* **JOB**
Copy out every record below with complete accuracy.

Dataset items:
— begin —

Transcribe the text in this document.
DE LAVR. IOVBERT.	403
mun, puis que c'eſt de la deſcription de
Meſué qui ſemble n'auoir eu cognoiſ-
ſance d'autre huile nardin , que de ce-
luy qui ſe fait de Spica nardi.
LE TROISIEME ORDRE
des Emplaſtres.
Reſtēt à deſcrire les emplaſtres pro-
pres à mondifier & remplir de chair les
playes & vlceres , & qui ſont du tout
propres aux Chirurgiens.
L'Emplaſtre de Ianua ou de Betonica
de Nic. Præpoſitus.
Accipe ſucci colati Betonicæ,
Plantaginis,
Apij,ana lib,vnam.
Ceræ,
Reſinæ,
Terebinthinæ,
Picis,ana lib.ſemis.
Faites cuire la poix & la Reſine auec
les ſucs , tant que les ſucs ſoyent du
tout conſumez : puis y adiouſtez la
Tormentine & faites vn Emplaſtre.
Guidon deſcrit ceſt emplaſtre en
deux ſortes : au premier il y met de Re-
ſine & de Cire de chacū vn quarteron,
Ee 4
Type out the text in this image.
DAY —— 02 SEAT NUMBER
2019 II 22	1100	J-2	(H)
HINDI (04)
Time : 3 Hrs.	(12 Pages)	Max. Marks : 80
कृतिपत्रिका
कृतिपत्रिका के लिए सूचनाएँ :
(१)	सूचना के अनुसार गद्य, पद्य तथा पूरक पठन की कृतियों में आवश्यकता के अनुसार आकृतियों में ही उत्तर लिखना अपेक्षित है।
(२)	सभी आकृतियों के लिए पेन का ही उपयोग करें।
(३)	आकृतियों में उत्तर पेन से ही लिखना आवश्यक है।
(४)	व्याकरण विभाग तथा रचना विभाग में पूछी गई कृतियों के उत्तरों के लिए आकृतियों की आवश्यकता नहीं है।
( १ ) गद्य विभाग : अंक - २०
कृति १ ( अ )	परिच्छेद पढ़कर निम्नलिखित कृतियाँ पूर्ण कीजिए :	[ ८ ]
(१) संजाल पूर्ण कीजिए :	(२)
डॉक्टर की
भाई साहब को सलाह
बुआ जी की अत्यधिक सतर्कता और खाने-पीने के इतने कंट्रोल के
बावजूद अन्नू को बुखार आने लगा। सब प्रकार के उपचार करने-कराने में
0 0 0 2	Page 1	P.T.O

— end —

* **FULL SOLUTION**
Transcribe the text in this document.
DE LAVR. IOVBERT.	403
mun, puis que c'eſt de la deſcription de
Meſué qui ſemble n'auoir eu cognoiſ-
ſance d'autre huile nardin , que de ce-
luy qui ſe fait de Spica nardi.
LE TROISIEME ORDRE
des Emplaſtres.
Reſtēt à deſcrire les emplaſtres pro-
pres à mondifier & remplir de chair les
playes & vlceres , & qui ſont du tout
propres aux Chirurgiens.
L'Emplaſtre de Ianua ou de Betonica
de Nic. Præpoſitus.
Accipe ſucci colati Betonicæ,
Plantaginis,
Apij,ana lib,vnam.
Ceræ,
Reſinæ,
Terebinthinæ,
Picis,ana lib.ſemis.
Faites cuire la poix & la Reſine auec
les ſucs , tant que les ſucs ſoyent du
tout conſumez : puis y adiouſtez la
Tormentine & faites vn Emplaſtre.
Guidon deſcrit ceſt emplaſtre en
deux ſortes : au premier il y met de Re-
ſine & de Cire de chacū vn quarteron,
Ee 4
Type out the text in this image.
DAY —— 02 SEAT NUMBER
2019 II 22	1100	J-2	(H)
HINDI (04)
Time : 3 Hrs.	(12 Pages)	Max. Marks : 80
कृतिपत्रिका
कृतिपत्रिका के लिए सूचनाएँ :
(१)	सूचना के अनुसार गद्य, पद्य तथा पूरक पठन की कृतियों में आवश्यकता के अनुसार आकृतियों में ही उत्तर लिखना अपेक्षित है।
(२)	सभी आकृतियों के लिए पेन का ही उपयोग करें।
(३)	आकृतियों में उत्तर पेन से ही लिखना आवश्यक है।
(४)	व्याकरण विभाग तथा रचना विभाग में पूछी गई कृतियों के उत्तरों के लिए आकृतियों की आवश्यकता नहीं है।
( १ ) गद्य विभाग : अंक - २०
कृति १ ( अ )	परिच्छेद पढ़कर निम्नलिखित कृतियाँ पूर्ण कीजिए :	[ ८ ]
(१) संजाल पूर्ण कीजिए :	(२)
डॉक्टर की
भाई साहब को सलाह
बुआ जी की अत्यधिक सतर्कता और खाने-पीने के इतने कंट्रोल के
बावजूद अन्नू को बुखार आने लगा। सब प्रकार के उपचार करने-कराने में
0 0 0 2	Page 1	P.T.O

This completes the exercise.